§ SOURCE RECORDS
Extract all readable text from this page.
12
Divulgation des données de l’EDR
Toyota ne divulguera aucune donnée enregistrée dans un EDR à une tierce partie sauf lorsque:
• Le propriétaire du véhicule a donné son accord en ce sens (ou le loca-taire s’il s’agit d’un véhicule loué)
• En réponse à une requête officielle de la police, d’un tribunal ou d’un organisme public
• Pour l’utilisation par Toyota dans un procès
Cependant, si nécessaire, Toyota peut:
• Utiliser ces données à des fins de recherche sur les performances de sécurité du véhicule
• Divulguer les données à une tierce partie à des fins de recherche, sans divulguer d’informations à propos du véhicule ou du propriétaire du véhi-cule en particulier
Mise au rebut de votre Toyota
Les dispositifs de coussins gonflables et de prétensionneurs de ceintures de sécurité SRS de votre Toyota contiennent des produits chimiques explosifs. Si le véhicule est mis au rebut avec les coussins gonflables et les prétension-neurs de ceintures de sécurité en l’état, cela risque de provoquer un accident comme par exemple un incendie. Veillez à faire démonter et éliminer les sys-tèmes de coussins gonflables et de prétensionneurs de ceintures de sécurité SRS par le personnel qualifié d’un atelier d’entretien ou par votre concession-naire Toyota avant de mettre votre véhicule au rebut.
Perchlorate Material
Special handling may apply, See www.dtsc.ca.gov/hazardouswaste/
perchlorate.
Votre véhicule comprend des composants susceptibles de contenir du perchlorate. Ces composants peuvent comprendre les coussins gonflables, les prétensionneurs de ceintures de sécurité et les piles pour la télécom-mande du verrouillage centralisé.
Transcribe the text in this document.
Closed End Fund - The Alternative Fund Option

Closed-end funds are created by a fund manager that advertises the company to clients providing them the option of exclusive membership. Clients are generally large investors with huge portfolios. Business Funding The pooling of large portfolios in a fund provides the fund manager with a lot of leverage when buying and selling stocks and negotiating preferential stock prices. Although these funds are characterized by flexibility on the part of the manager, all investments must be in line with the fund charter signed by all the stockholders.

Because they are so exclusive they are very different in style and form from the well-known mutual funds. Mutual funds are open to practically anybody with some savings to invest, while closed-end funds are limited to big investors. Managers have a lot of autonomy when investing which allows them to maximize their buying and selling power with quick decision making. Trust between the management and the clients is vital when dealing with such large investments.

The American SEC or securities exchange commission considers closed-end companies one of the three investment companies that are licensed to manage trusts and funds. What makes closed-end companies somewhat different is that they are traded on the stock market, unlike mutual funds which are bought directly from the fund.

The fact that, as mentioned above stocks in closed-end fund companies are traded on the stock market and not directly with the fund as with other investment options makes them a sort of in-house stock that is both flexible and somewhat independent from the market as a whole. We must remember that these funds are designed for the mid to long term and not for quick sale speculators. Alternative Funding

§ SET PROBLEM
Copy out all of the data exactly, leaving nothing out.

§ RESPONSE
Extract all readable text from this page.
12
Divulgation des données de l’EDR
Toyota ne divulguera aucune donnée enregistrée dans un EDR à une tierce partie sauf lorsque:
• Le propriétaire du véhicule a donné son accord en ce sens (ou le loca-taire s’il s’agit d’un véhicule loué)
• En réponse à une requête officielle de la police, d’un tribunal ou d’un organisme public
• Pour l’utilisation par Toyota dans un procès
Cependant, si nécessaire, Toyota peut:
• Utiliser ces données à des fins de recherche sur les performances de sécurité du véhicule
• Divulguer les données à une tierce partie à des fins de recherche, sans divulguer d’informations à propos du véhicule ou du propriétaire du véhi-cule en particulier
Mise au rebut de votre Toyota
Les dispositifs de coussins gonflables et de prétensionneurs de ceintures de sécurité SRS de votre Toyota contiennent des produits chimiques explosifs. Si le véhicule est mis au rebut avec les coussins gonflables et les prétension-neurs de ceintures de sécurité en l’état, cela risque de provoquer un accident comme par exemple un incendie. Veillez à faire démonter et éliminer les sys-tèmes de coussins gonflables et de prétensionneurs de ceintures de sécurité SRS par le personnel qualifié d’un atelier d’entretien ou par votre concession-naire Toyota avant de mettre votre véhicule au rebut.
Perchlorate Material
Special handling may apply, See www.dtsc.ca.gov/hazardouswaste/
perchlorate.
Votre véhicule comprend des composants susceptibles de contenir du perchlorate. Ces composants peuvent comprendre les coussins gonflables, les prétensionneurs de ceintures de sécurité et les piles pour la télécom-mande du verrouillage centralisé.
Transcribe the text in this document.
Closed End Fund - The Alternative Fund Option

Closed-end funds are created by a fund manager that advertises the company to clients providing them the option of exclusive membership. Clients are generally large investors with huge portfolios. Business Funding The pooling of large portfolios in a fund provides the fund manager with a lot of leverage when buying and selling stocks and negotiating preferential stock prices. Although these funds are characterized by flexibility on the part of the manager, all investments must be in line with the fund charter signed by all the stockholders.

Because they are so exclusive they are very different in style and form from the well-known mutual funds. Mutual funds are open to practically anybody with some savings to invest, while closed-end funds are limited to big investors. Managers have a lot of autonomy when investing which allows them to maximize their buying and selling power with quick decision making. Trust between the management and the clients is vital when dealing with such large investments.

The American SEC or securities exchange commission considers closed-end companies one of the three investment companies that are licensed to manage trusts and funds. What makes closed-end companies somewhat different is that they are traded on the stock market, unlike mutual funds which are bought directly from the fund.

The fact that, as mentioned above stocks in closed-end fund companies are traded on the stock market and not directly with the fund as with other investment options makes them a sort of in-house stock that is both flexible and somewhat independent from the market as a whole. We must remember that these funds are designed for the mid to long term and not for quick sale speculators. Alternative Funding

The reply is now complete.